[Data excerpts]
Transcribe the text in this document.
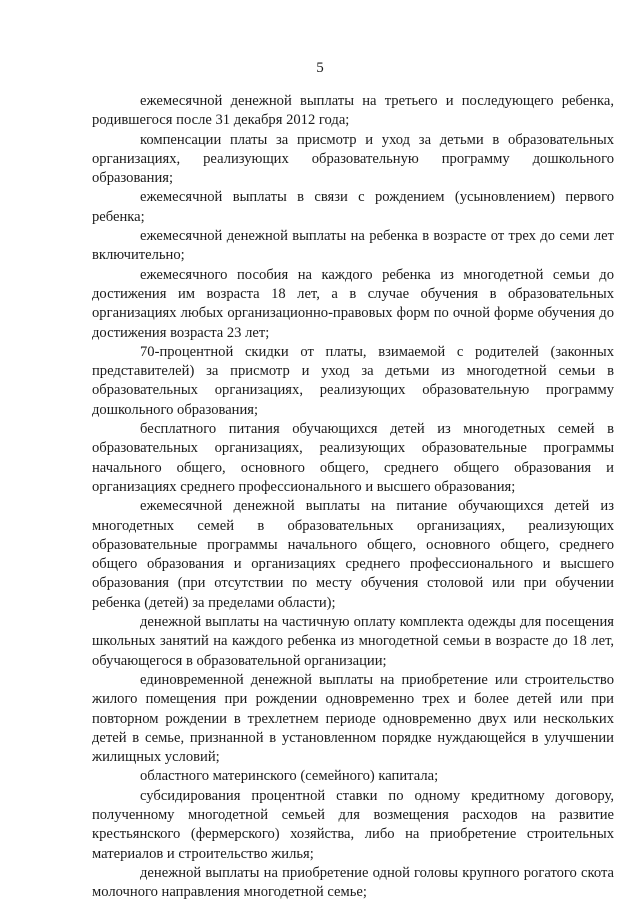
5

ежемесячной денежной выплаты на третьего и последующего ребенка, родившегося после 31 декабря 2012 года;

компенсации платы за присмотр и уход за детьми в образовательных организациях, реализующих образовательную программу дошкольного образования;

ежемесячной выплаты в связи с рождением (усыновлением) первого ребенка;

ежемесячной денежной выплаты на ребенка в возрасте от трех до семи лет включительно;

ежемесячного пособия на каждого ребенка из многодетной семьи до достижения им возраста 18 лет, а в случае обучения в образовательных организациях любых организационно-правовых форм по очной форме обучения до достижения возраста 23 лет;

70-процентной скидки от платы, взимаемой с родителей (законных представителей) за присмотр и уход за детьми из многодетной семьи в образовательных организациях, реализующих образовательную программу дошкольного образования;

бесплатного питания обучающихся детей из многодетных семей в образовательных организациях, реализующих образовательные программы начального общего, основного общего, среднего общего образования и организациях среднего профессионального и высшего образования;

ежемесячной денежной выплаты на питание обучающихся детей из многодетных семей в образовательных организациях, реализующих образовательные программы начального общего, основного общего, среднего общего образования и организациях среднего профессионального и высшего образования (при отсутствии по месту обучения столовой или при обучении ребенка (детей) за пределами области);

денежной выплаты на частичную оплату комплекта одежды для посещения школьных занятий на каждого ребенка из многодетной семьи в возрасте до 18 лет, обучающегося в образовательной организации;

единовременной денежной выплаты на приобретение или строительство жилого помещения при рождении одновременно трех и более детей или при повторном рождении в трехлетнем периоде одновременно двух или нескольких детей в семье, признанной в установленном порядке нуждающейся в улучшении жилищных условий;

областного материнского (семейного) капитала;

субсидирования процентной ставки по одному кредитному договору, полученному многодетной семьей для возмещения расходов на развитие крестьянского (фермерского) хозяйства, либо на приобретение строительных материалов и строительство жилья;

денежной выплаты на приобретение одной головы крупного рогатого скота молочного направления многодетной семье;
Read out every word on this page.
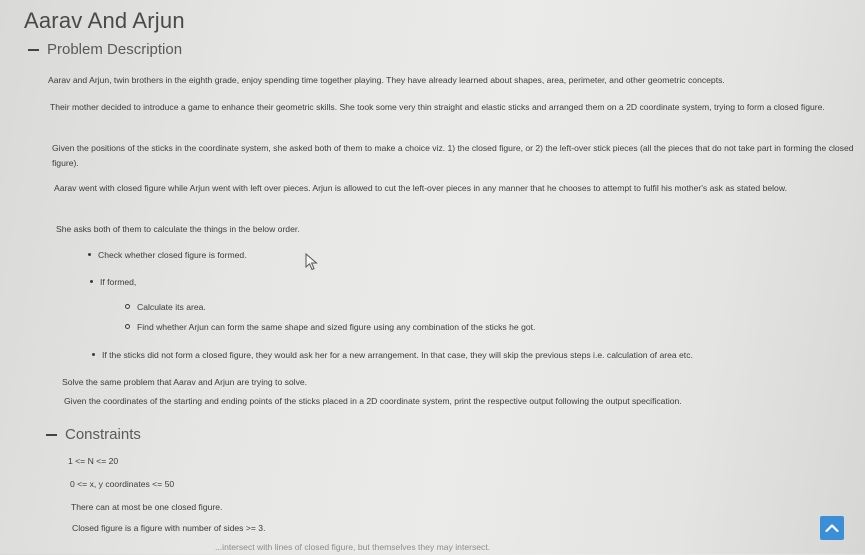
Aarav And Arjun
Problem Description
Aarav and Arjun, twin brothers in the eighth grade, enjoy spending time together playing. They have already learned about shapes, area, perimeter, and other geometric concepts.
Their mother decided to introduce a game to enhance their geometric skills. She took some very thin straight and elastic sticks and arranged them on a 2D coordinate system, trying to form a closed figure.
Given the positions of the sticks in the coordinate system, she asked both of them to make a choice viz. 1) the closed figure, or 2) the left-over stick pieces (all the pieces that do not take part in forming the closed figure).
Aarav went with closed figure while Arjun went with left over pieces. Arjun is allowed to cut the left-over pieces in any manner that he chooses to attempt to fulfil his mother's ask as stated below.
She asks both of them to calculate the things in the below order.
Check whether closed figure is formed.
If formed,
Calculate its area.
Find whether Arjun can form the same shape and sized figure using any combination of the sticks he got.
If the sticks did not form a closed figure, they would ask her for a new arrangement. In that case, they will skip the previous steps i.e. calculation of area etc.
Solve the same problem that Aarav and Arjun are trying to solve.
Given the coordinates of the starting and ending points of the sticks placed in a 2D coordinate system, print the respective output following the output specification.
Constraints
1 <= N <= 20
0 <= x, y coordinates <= 50
There can at most be one closed figure.
Closed figure is a figure with number of sides >= 3.
...intersect with lines of closed figure, but themselves they may intersect.
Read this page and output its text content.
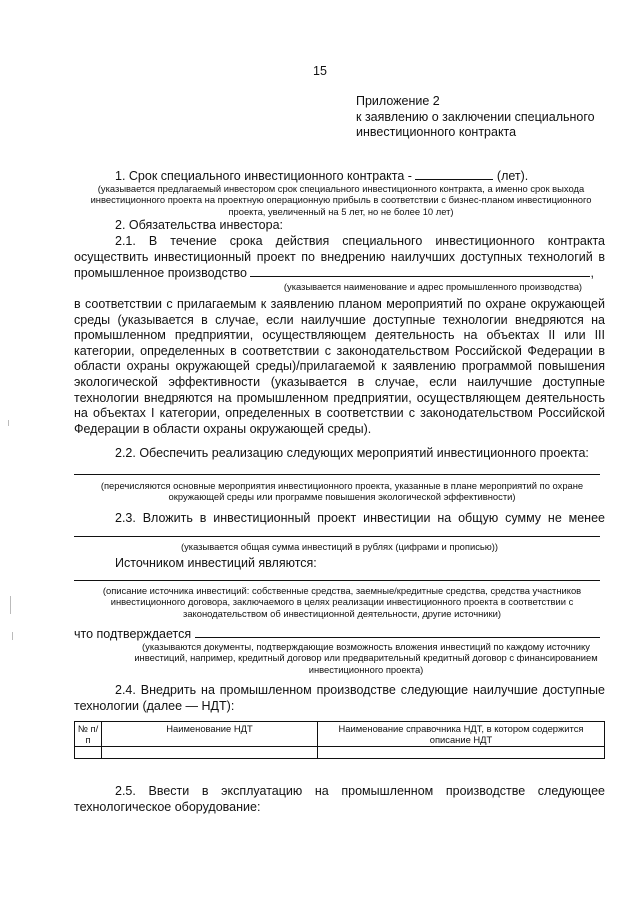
15
Приложение 2
к заявлению о заключении специального
инвестиционного контракта
1. Срок специального инвестиционного контракта -	(лет).
(указывается предлагаемый инвестором срок специального инвестиционного контракта, а именно срок выхода инвестиционного проекта на проектную операционную прибыль в соответствии с бизнес-планом инвестиционного проекта, увеличенный на 5 лет, но не более 10 лет)
2. Обязательства инвестора:
2.1. В течение срока действия специального инвестиционного контракта
осуществить инвестиционный проект по внедрению наилучших доступных технологий в
промышленное производство	,
(указывается наименование и адрес промышленного производства)
в соответствии с прилагаемым к заявлению планом мероприятий по охране окружающей среды (указывается в случае, если наилучшие доступные технологии внедряются на промышленном предприятии, осуществляющем деятельность на объектах II или III категории, определенных в соответствии с законодательством Российской Федерации в области охраны окружающей среды)/прилагаемой к заявлению программой повышения экологической эффективности (указывается в случае, если наилучшие доступные технологии внедряются на промышленном предприятии, осуществляющем деятельность на объектах I категории, определенных в соответствии с законодательством Российской Федерации в области охраны окружающей среды).
2.2. Обеспечить реализацию следующих мероприятий инвестиционного проекта:
(перечисляются основные мероприятия инвестиционного проекта, указанные в плане мероприятий по охране окружающей среды или программе повышения экологической эффективности)
2.3. Вложить в инвестиционный проект инвестиции на общую сумму не менее
(указывается общая сумма инвестиций в рублях (цифрами и прописью))
Источником инвестиций являются:
(описание источника инвестиций: собственные средства, заемные/кредитные средства, средства участников инвестиционного договора, заключаемого в целях реализации инвестиционного проекта в соответствии с законодательством об инвестиционной деятельности, другие источники)
что подтверждается
(указываются документы, подтверждающие возможность вложения инвестиций по каждому источнику инвестиций, например, кредитный договор или предварительный кредитный договор с финансированием инвестиционного проекта)
2.4. Внедрить на промышленном производстве следующие наилучшие доступные
технологии (далее — НДТ):
№ п/п	Наименование НДТ	Наименование справочника НДТ, в котором содержится описание НДТ

2.5. Ввести в эксплуатацию на промышленном производстве следующее
технологическое оборудование:
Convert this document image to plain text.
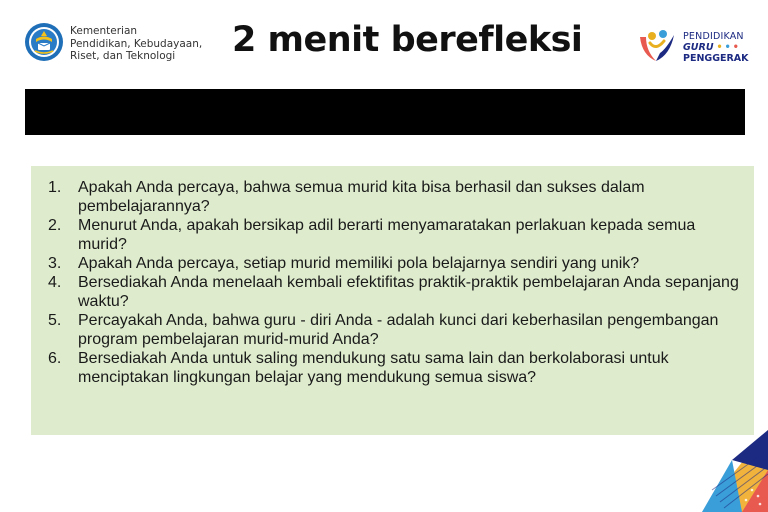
Kementerian
Pendidikan, Kebudayaan,
Riset, dan Teknologi	2 menit berefleksi	PENDIDIKAN
GURU •••
PENGGERAK
1. Apakah Anda percaya, bahwa semua murid kita bisa berhasil dan sukses dalam pembelajarannya?
2. Menurut Anda, apakah bersikap adil berarti menyamaratakan perlakuan kepada semua murid?
3. Apakah Anda percaya, setiap murid memiliki pola belajarnya sendiri yang unik?
4. Bersediakah Anda menelaah kembali efektifitas praktik-praktik pembelajaran Anda sepanjang waktu?
5. Percayakah Anda, bahwa guru - diri Anda - adalah kunci dari keberhasilan pengembangan program pembelajaran murid-murid Anda?
6. Bersediakah Anda untuk saling mendukung satu sama lain dan berkolaborasi untuk menciptakan lingkungan belajar yang mendukung semua siswa?
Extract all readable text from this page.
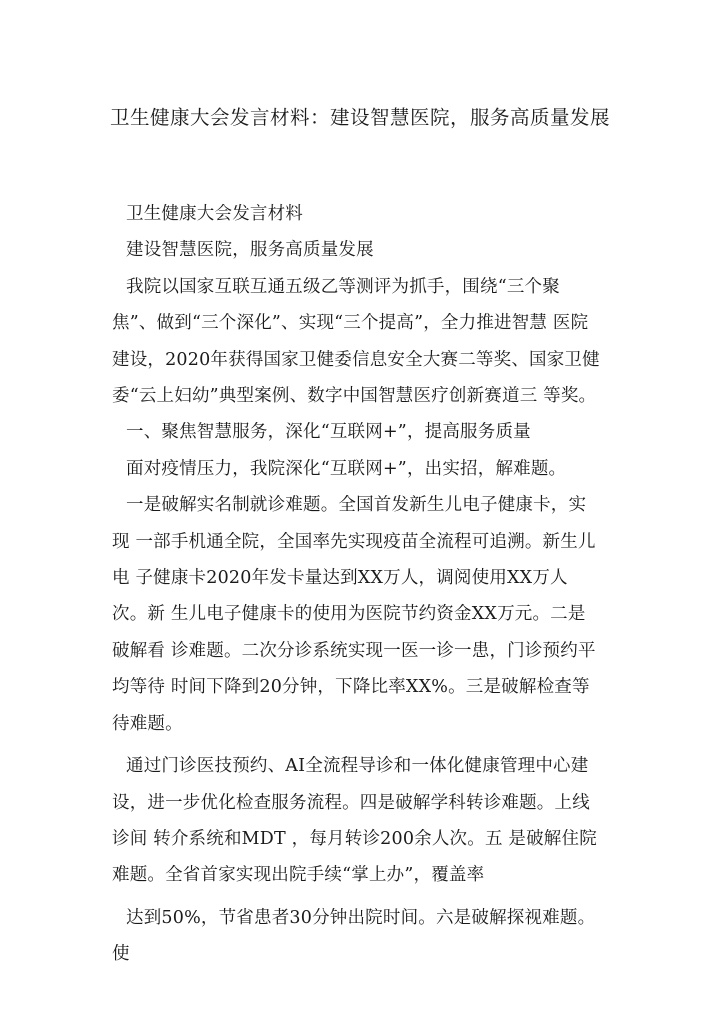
卫生健康大会发言材料：建设智慧医院，服务高质量发展

卫生健康大会发言材料

建设智慧医院，服务高质量发展

我院以国家互联互通五级乙等测评为抓手，围绕“三个聚 焦”、做到“三个深化”、实现“三个提高”，全力推进智慧 医院建设，2020年获得国家卫健委信息安全大赛二等奖、国家卫健委“云上妇幼”典型案例、数字中国智慧医疗创新赛道三 等奖。

一、聚焦智慧服务，深化“互联网+”，提高服务质量

面对疫情压力，我院深化“互联网+”，出实招，解难题。

一是破解实名制就诊难题。全国首发新生儿电子健康卡，实现 一部手机通全院，全国率先实现疫苗全流程可追溯。新生儿电 子健康卡2020年发卡量达到XX万人，调阅使用XX万人次。新 生儿电子健康卡的使用为医院节约资金XX万元。二是破解看 诊难题。二次分诊系统实现一医一诊一患，门诊预约平均等待 时间下降到20分钟，下降比率XX%。三是破解检查等待难题。

通过门诊医技预约、AI全流程导诊和一体化健康管理中心建设，进一步优化检查服务流程。四是破解学科转诊难题。上线诊间 转介系统和MDT ，每月转诊200余人次。五 是破解住院难题。全省首家实现出院手续“掌上办”，覆盖率

达到50%，节省患者30分钟出院时间。六是破解探视难题。使
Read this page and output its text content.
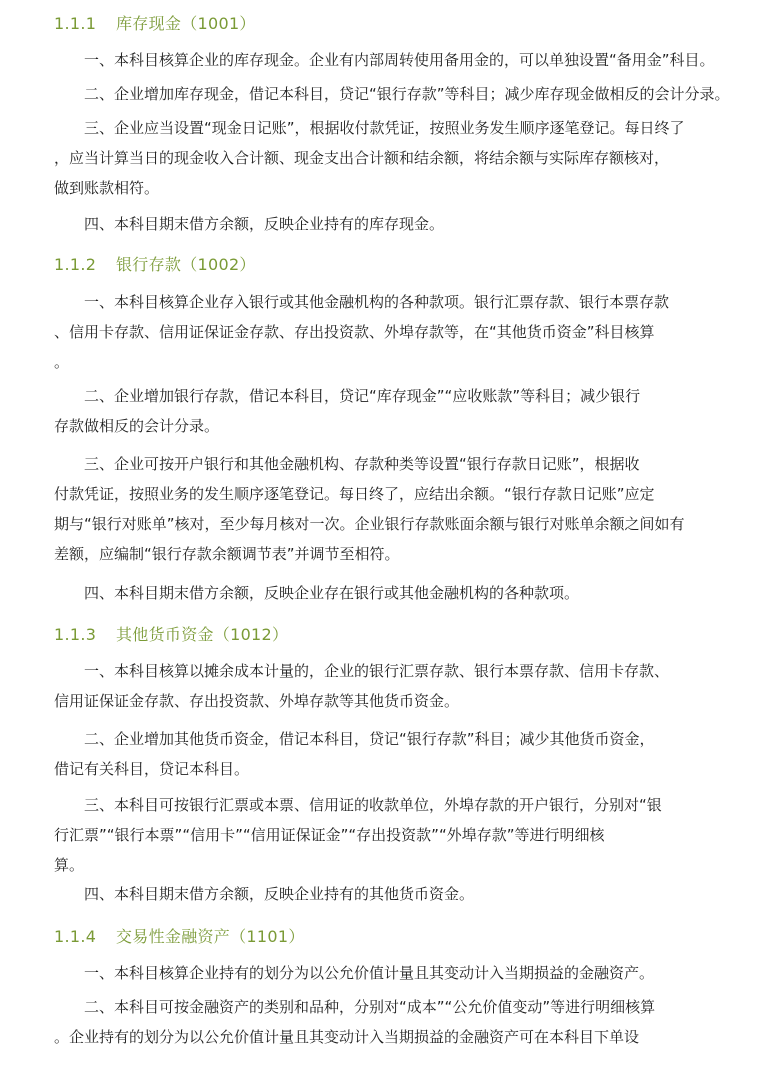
1.1.1 库存现金（1001）
一、本科目核算企业的库存现金。企业有内部周转使用备用金的，可以单独设置“备用金”科目。
二、企业增加库存现金，借记本科目，贷记“银行存款”等科目；减少库存现金做相反的会计分录。
三、企业应当设置“现金日记账”，根据收付款凭证，按照业务发生顺序逐笔登记。每日终了
，应当计算当日的现金收入合计额、现金支出合计额和结余额，将结余额与实际库存额核对，
做到账款相符。
四、本科目期末借方余额，反映企业持有的库存现金。
1.1.2 银行存款（1002）
一、本科目核算企业存入银行或其他金融机构的各种款项。银行汇票存款、银行本票存款
、信用卡存款、信用证保证金存款、存出投资款、外埠存款等，在“其他货币资金”科目核算
。
二、企业增加银行存款，借记本科目，贷记“库存现金”“应收账款”等科目；减少银行
存款做相反的会计分录。
三、企业可按开户银行和其他金融机构、存款种类等设置“银行存款日记账”，根据收
付款凭证，按照业务的发生顺序逐笔登记。每日终了，应结出余额。“银行存款日记账”应定
期与“银行对账单”核对，至少每月核对一次。企业银行存款账面余额与银行对账单余额之间如有
差额，应编制“银行存款余额调节表”并调节至相符。
四、本科目期末借方余额，反映企业存在银行或其他金融机构的各种款项。
1.1.3 其他货币资金（1012）
一、本科目核算以摊余成本计量的，企业的银行汇票存款、银行本票存款、信用卡存款、
信用证保证金存款、存出投资款、外埠存款等其他货币资金。
二、企业增加其他货币资金，借记本科目，贷记“银行存款”科目；减少其他货币资金，
借记有关科目，贷记本科目。
三、本科目可按银行汇票或本票、信用证的收款单位，外埠存款的开户银行，分别对“银
行汇票”“银行本票”“信用卡”“信用证保证金”“存出投资款”“外埠存款”等进行明细核
算。
四、本科目期末借方余额，反映企业持有的其他货币资金。
1.1.4 交易性金融资产（1101）
一、本科目核算企业持有的划分为以公允价值计量且其变动计入当期损益的金融资产。
二、本科目可按金融资产的类别和品种，分别对“成本”“公允价值变动”等进行明细核算
。企业持有的划分为以公允价值计量且其变动计入当期损益的金融资产可在本科目下单设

### Problem to work on
Find the word "многодетных" in the entries above and gather every line that holds it.

### Task solution
бесплатного питания обучающихся детей из многодетных семей в образовательных организациях, реализующих образовательные программы начального общего, основного общего, среднего общего образования и организациях среднего профессионального и высшего образования;
ежемесячной денежной выплаты на питание обучающихся детей из многодетных семей в образовательных организациях, реализующих образовательные программы начального общего, основного общего, среднего общего образования и организациях среднего профессионального и высшего образования (при отсутствии по месту обучения столовой или при обучении ребенка (детей) за пределами области);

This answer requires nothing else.